Set every record down verbatim and omit the pictures.

* * * *

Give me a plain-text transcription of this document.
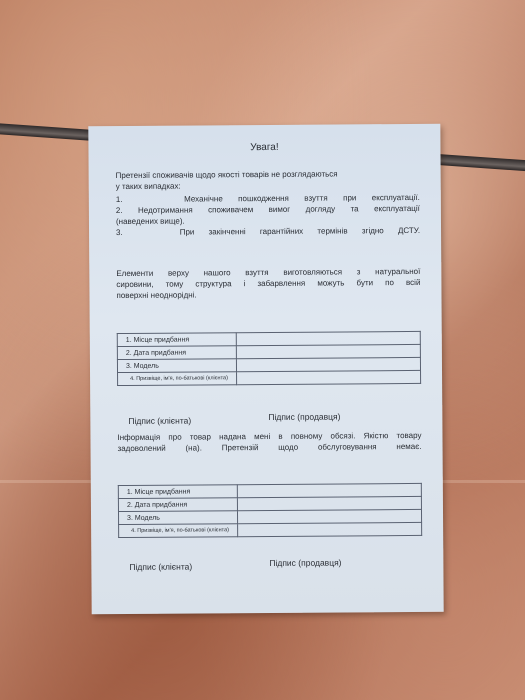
Увага!
Претензії споживачів щодо якості товарів не розглядаються
у таких випадках:
1.    Механічне пошкодження взуття при експлуатації.
2. Недотримання споживачем вимог догляду та експлуатації
(наведених вище).
3.    При закінченні гарантійних термінів згідно ДСТУ.
Елементи верху нашого взуття виготовляються з натуральної
сировини, тому структура і забарвлення можуть бути по всій
поверхні неоднорідні.
1. Місце придбання	
2. Дата придбання	
3. Модель	
4. Призвіще, ім'я, по-батькові (клієнта)	
Підпис (клієнта)	Підпис (продавця)
Інформація про товар надана мені в повному обсязі. Якістю товару
задоволений (на). Претензій щодо обслуговування немає.
1. Місце придбання	
2. Дата придбання	
3. Модель	
4. Призвіще, ім'я, по-батькові (клієнта)	
Підпис (клієнта)	Підпис (продавця)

* * * *

Solution -
Give me a plain-text transcription of this document.
Увага!
Претензії споживачів щодо якості товарів не розглядаються
у таких випадках:
1.    Механічне пошкодження взуття при експлуатації.
2. Недотримання споживачем вимог догляду та експлуатації
(наведених вище).
3.    При закінченні гарантійних термінів згідно ДСТУ.
Елементи верху нашого взуття виготовляються з натуральної
сировини, тому структура і забарвлення можуть бути по всій
поверхні неоднорідні.
1. Місце придбання	
2. Дата придбання	
3. Модель	
4. Призвіще, ім'я, по-батькові (клієнта)	
Підпис (клієнта)	Підпис (продавця)
Інформація про товар надана мені в повному обсязі. Якістю товару
задоволений (на). Претензій щодо обслуговування немає.
1. Місце придбання	
2. Дата придбання	
3. Модель	
4. Призвіще, ім'я, по-батькові (клієнта)	
Підпис (клієнта)	Підпис (продавця)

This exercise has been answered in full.